● **Short task**
Write out each line of the listing as it stands, without the images.

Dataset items
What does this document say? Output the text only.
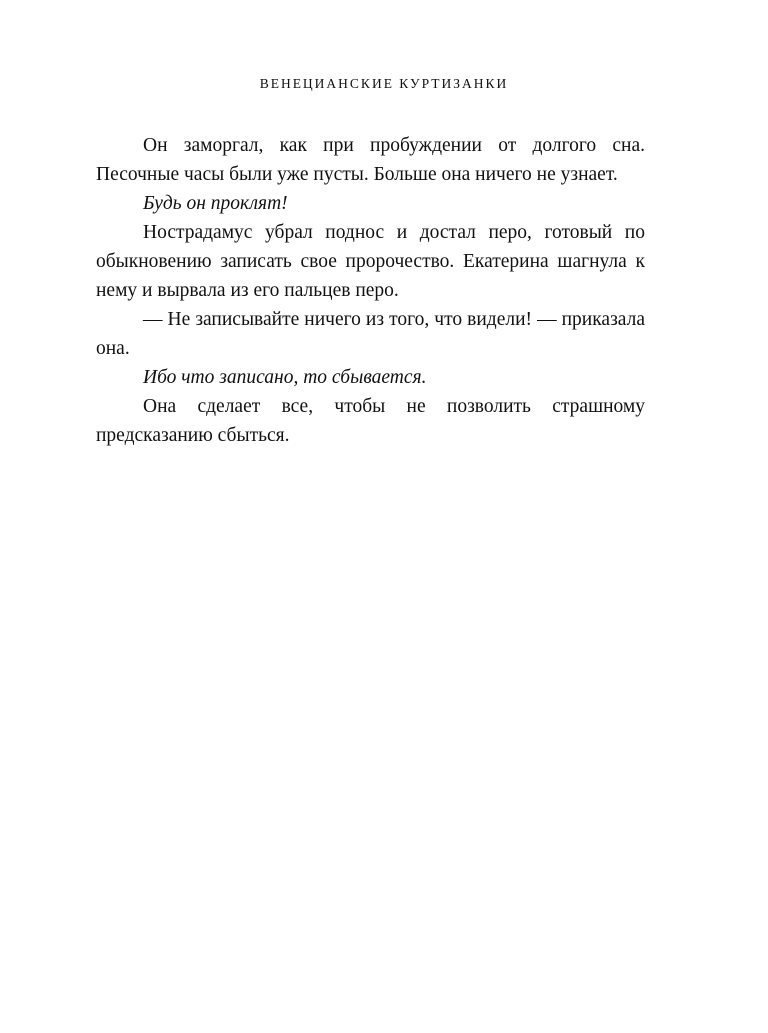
ВЕНЕЦИАНСКИЕ КУРТИЗАНКИ

Он заморгал, как при пробуждении от долгого сна. Песочные часы были уже пусты. Больше она ничего не узнает.

Будь он проклят!

Нострадамус убрал поднос и достал перо, готовый по обыкновению записать свое пророчество. Екатерина шагнула к нему и вырвала из его пальцев перо.

— Не записывайте ничего из того, что видели! — приказала она.

Ибо что записано, то сбывается.

Она сделает все, чтобы не позволить страшному предсказанию сбыться.
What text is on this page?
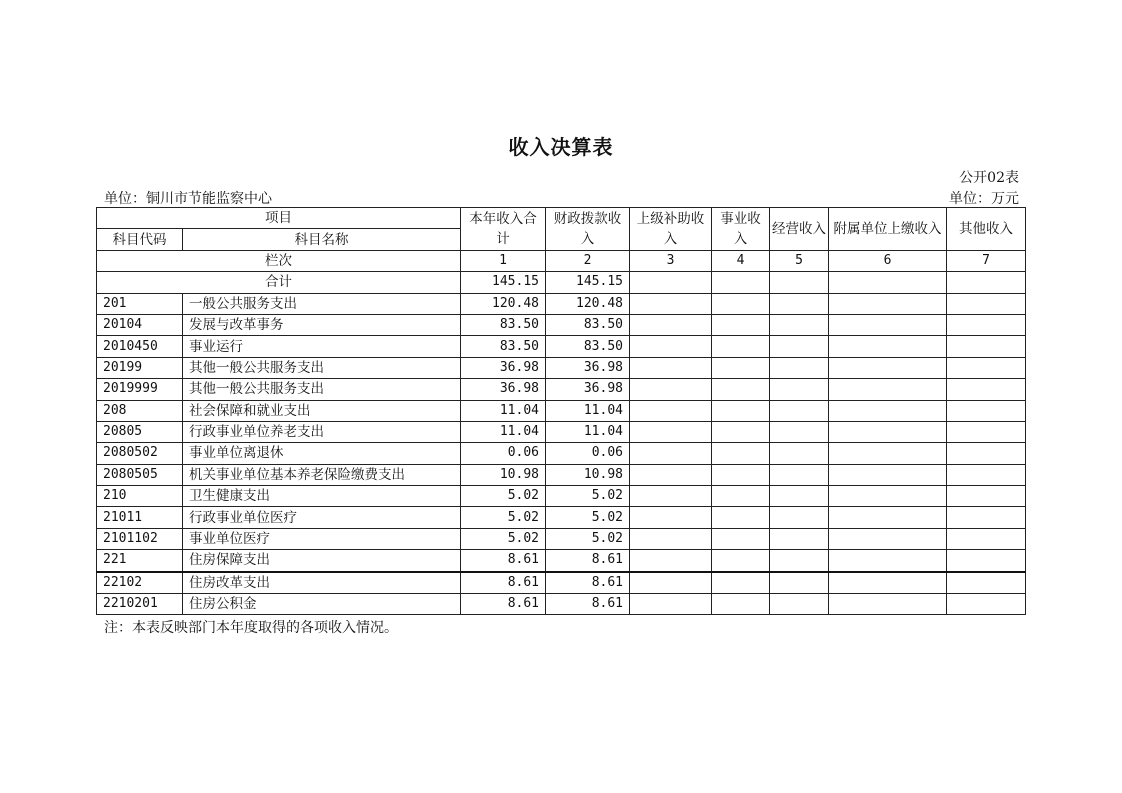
收入决算表
公开02表
单位：铜川市节能监察中心	单位：万元
项目		本年收入合计	财政拨款收入	上级补助收入	事业收入	经营收入	附属单位上缴收入	其他收入
科目代码	科目名称							
栏次		1	2	3	4	5	6	7
合计		145.15	145.15					
201	一般公共服务支出	120.48	120.48					
20104	发展与改革事务	83.50	83.50					
2010450	事业运行	83.50	83.50					
20199	其他一般公共服务支出	36.98	36.98					
2019999	其他一般公共服务支出	36.98	36.98					
208	社会保障和就业支出	11.04	11.04					
20805	行政事业单位养老支出	11.04	11.04					
2080502	事业单位离退休	0.06	0.06					
2080505	机关事业单位基本养老保险缴费支出	10.98	10.98					
210	卫生健康支出	5.02	5.02					
21011	行政事业单位医疗	5.02	5.02					
2101102	事业单位医疗	5.02	5.02					
221	住房保障支出	8.61	8.61					
22102	住房改革支出	8.61	8.61					
2210201	住房公积金	8.61	8.61					
注：本表反映部门本年度取得的各项收入情况。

● **Final result**
What does this document say? Output the text only.
ВЕНЕЦИАНСКИЕ КУРТИЗАНКИ

Он заморгал, как при пробуждении от долгого сна. Песочные часы были уже пусты. Больше она ничего не узнает.

Будь он проклят!

Нострадамус убрал поднос и достал перо, готовый по обыкновению записать свое пророчество. Екатерина шагнула к нему и вырвала из его пальцев перо.

— Не записывайте ничего из того, что видели! — приказала она.

Ибо что записано, то сбывается.

Она сделает все, чтобы не позволить страшному предсказанию сбыться.
What text is on this page?
收入决算表
公开02表
单位：铜川市节能监察中心	单位：万元
项目		本年收入合计	财政拨款收入	上级补助收入	事业收入	经营收入	附属单位上缴收入	其他收入
科目代码	科目名称							
栏次		1	2	3	4	5	6	7
合计		145.15	145.15					
201	一般公共服务支出	120.48	120.48					
20104	发展与改革事务	83.50	83.50					
2010450	事业运行	83.50	83.50					
20199	其他一般公共服务支出	36.98	36.98					
2019999	其他一般公共服务支出	36.98	36.98					
208	社会保障和就业支出	11.04	11.04					
20805	行政事业单位养老支出	11.04	11.04					
2080502	事业单位离退休	0.06	0.06					
2080505	机关事业单位基本养老保险缴费支出	10.98	10.98					
210	卫生健康支出	5.02	5.02					
21011	行政事业单位医疗	5.02	5.02					
2101102	事业单位医疗	5.02	5.02					
221	住房保障支出	8.61	8.61					
22102	住房改革支出	8.61	8.61					
2210201	住房公积金	8.61	8.61					
注：本表反映部门本年度取得的各项收入情况。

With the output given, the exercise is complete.